▶ Exercise aim:
Look for the word "name" in the entries below, then copy every line that has it.

▶ Dataset:
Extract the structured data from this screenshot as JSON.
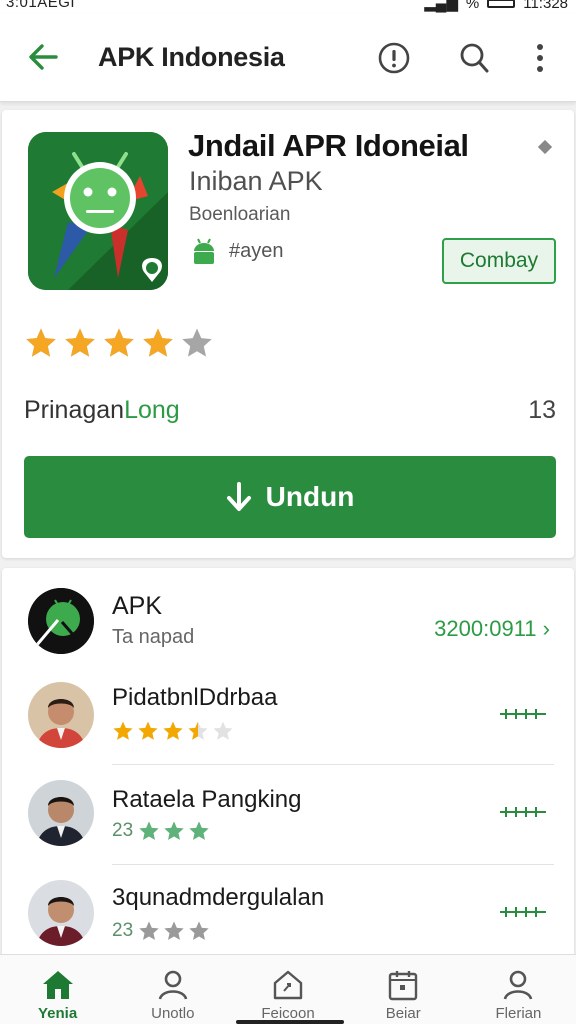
{
  "status_bar": {
    "time_left": "3:01AEGI",
    "time_right": "11:328",
    "battery_label": "%"
  },
  "app_bar": {
    "title": "APK Indonesia",
    "back_icon": "arrow-left-icon",
    "actions": [
      "info-icon",
      "search-icon",
      "more-vert-icon"
    ],
    "accent": "#2a8c3e"
  },
  "detail": {
    "name": "Jndail APR Idoneial",
    "subtitle": "Iniban APK",
    "developer": "Boenloarian",
    "android_label": "#ayen",
    "compat_button": "Combay",
    "rating_stars": 4,
    "rating_max": 5,
    "label_prefix": "Prinagan",
    "label_highlight": "Long",
    "count": "13",
    "download_label": "Undun"
  },
  "list": {
    "top": {
      "name": "APK",
      "sub": "Ta napad",
      "right_text": "3200:0911"
    },
    "reviews": [
      {
        "name": "PidatbnlDdrbaa",
        "stars": 3.5,
        "star_color": "#f2a800",
        "prefix": ""
      },
      {
        "name": "Rataela Pangking",
        "stars": 3,
        "star_color": "#5fb27a",
        "prefix": "23"
      },
      {
        "name": "3qunadmdergulalan",
        "stars": 3,
        "star_color": "#9a9a9a",
        "prefix": "23"
      }
    ]
  },
  "bottom_nav": [
    {
      "label": "Yenia",
      "icon": "home-icon",
      "active": true
    },
    {
      "label": "Unotlo",
      "icon": "person-icon",
      "active": false
    },
    {
      "label": "Feicoon",
      "icon": "home-outline-icon",
      "active": false
    },
    {
      "label": "Beiar",
      "icon": "calendar-icon",
      "active": false
    },
    {
      "label": "Flerian",
      "icon": "account-icon",
      "active": false
    }
  ]
}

▶ Solution to this problem:
    "name": "Jndail APR Idoneial",
      "name": "APK",
        "name": "PidatbnlDdrbaa",
        "name": "Rataela Pangking",
        "name": "3qunadmdergulalan",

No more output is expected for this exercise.